======== Supplied data ========

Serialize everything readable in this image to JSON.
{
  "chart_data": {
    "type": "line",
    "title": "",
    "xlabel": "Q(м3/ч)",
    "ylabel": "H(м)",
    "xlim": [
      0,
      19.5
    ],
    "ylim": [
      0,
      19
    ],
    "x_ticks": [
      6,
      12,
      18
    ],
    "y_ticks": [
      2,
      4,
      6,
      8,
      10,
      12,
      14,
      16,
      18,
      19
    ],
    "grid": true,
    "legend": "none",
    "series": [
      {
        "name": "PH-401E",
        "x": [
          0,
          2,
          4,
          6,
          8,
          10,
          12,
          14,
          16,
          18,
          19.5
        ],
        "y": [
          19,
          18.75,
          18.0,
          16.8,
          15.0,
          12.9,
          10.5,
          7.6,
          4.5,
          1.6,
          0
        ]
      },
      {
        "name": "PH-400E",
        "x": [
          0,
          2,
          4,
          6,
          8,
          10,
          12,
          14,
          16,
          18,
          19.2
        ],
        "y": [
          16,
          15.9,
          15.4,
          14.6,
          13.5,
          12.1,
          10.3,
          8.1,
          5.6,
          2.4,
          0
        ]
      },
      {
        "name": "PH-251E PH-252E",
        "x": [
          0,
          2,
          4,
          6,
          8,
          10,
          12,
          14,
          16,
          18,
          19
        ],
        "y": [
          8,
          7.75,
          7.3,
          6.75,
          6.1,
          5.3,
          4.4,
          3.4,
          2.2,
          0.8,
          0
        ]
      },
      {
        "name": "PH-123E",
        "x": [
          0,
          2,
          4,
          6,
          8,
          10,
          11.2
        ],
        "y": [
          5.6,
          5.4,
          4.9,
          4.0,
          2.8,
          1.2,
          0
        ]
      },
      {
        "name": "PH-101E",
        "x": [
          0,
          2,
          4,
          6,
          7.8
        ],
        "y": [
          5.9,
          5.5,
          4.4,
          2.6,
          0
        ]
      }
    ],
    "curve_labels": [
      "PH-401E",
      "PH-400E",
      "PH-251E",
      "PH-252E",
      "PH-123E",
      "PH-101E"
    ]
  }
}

========

Extract the complete listing above, reproducing each line exactly.

Serialize everything readable in this image to JSON.
{
  "chart_data": {
    "type": "line",
    "title": "",
    "xlabel": "Q(м3/ч)",
    "ylabel": "H(м)",
    "xlim": [
      0,
      19.5
    ],
    "ylim": [
      0,
      19
    ],
    "x_ticks": [
      6,
      12,
      18
    ],
    "y_ticks": [
      2,
      4,
      6,
      8,
      10,
      12,
      14,
      16,
      18,
      19
    ],
    "grid": true,
    "legend": "none",
    "series": [
      {
        "name": "PH-401E",
        "x": [
          0,
          2,
          4,
          6,
          8,
          10,
          12,
          14,
          16,
          18,
          19.5
        ],
        "y": [
          19,
          18.75,
          18.0,
          16.8,
          15.0,
          12.9,
          10.5,
          7.6,
          4.5,
          1.6,
          0
        ]
      },
      {
        "name": "PH-400E",
        "x": [
          0,
          2,
          4,
          6,
          8,
          10,
          12,
          14,
          16,
          18,
          19.2
        ],
        "y": [
          16,
          15.9,
          15.4,
          14.6,
          13.5,
          12.1,
          10.3,
          8.1,
          5.6,
          2.4,
          0
        ]
      },
      {
        "name": "PH-251E PH-252E",
        "x": [
          0,
          2,
          4,
          6,
          8,
          10,
          12,
          14,
          16,
          18,
          19
        ],
        "y": [
          8,
          7.75,
          7.3,
          6.75,
          6.1,
          5.3,
          4.4,
          3.4,
          2.2,
          0.8,
          0
        ]
      },
      {
        "name": "PH-123E",
        "x": [
          0,
          2,
          4,
          6,
          8,
          10,
          11.2
        ],
        "y": [
          5.6,
          5.4,
          4.9,
          4.0,
          2.8,
          1.2,
          0
        ]
      },
      {
        "name": "PH-101E",
        "x": [
          0,
          2,
          4,
          6,
          7.8
        ],
        "y": [
          5.9,
          5.5,
          4.4,
          2.6,
          0
        ]
      }
    ],
    "curve_labels": [
      "PH-401E",
      "PH-400E",
      "PH-251E",
      "PH-252E",
      "PH-123E",
      "PH-101E"
    ]
  }
}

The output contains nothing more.